### What you should do
Your task is to filter the data below down to the lines holding "February".

### Input for this task
---

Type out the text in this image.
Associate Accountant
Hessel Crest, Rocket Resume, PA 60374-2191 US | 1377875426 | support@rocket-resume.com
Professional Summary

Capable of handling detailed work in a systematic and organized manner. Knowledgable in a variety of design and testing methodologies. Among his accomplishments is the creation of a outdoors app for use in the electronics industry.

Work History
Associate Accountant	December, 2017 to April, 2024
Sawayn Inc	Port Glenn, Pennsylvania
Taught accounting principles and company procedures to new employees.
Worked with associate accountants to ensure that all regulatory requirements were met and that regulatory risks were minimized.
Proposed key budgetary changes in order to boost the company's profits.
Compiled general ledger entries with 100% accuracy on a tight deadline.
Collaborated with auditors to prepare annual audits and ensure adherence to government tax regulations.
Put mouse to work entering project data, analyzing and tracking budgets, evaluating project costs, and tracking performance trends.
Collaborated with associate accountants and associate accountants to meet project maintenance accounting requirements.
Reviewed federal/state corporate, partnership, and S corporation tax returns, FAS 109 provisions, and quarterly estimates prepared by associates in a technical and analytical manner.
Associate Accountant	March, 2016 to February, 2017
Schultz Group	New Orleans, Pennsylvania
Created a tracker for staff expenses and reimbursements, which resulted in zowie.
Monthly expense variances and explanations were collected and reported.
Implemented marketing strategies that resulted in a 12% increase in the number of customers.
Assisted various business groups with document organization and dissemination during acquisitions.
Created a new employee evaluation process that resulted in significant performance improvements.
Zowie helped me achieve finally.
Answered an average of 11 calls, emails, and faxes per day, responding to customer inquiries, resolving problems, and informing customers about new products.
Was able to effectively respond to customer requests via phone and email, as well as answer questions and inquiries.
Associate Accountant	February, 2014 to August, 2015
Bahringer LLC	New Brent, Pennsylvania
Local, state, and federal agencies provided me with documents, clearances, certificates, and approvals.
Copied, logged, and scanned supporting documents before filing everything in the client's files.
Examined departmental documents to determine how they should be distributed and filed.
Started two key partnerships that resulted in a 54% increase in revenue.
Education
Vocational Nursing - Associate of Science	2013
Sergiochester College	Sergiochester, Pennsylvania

---

### The completed task
Associate Accountant	March, 2016 to February, 2017
Associate Accountant	February, 2014 to August, 2015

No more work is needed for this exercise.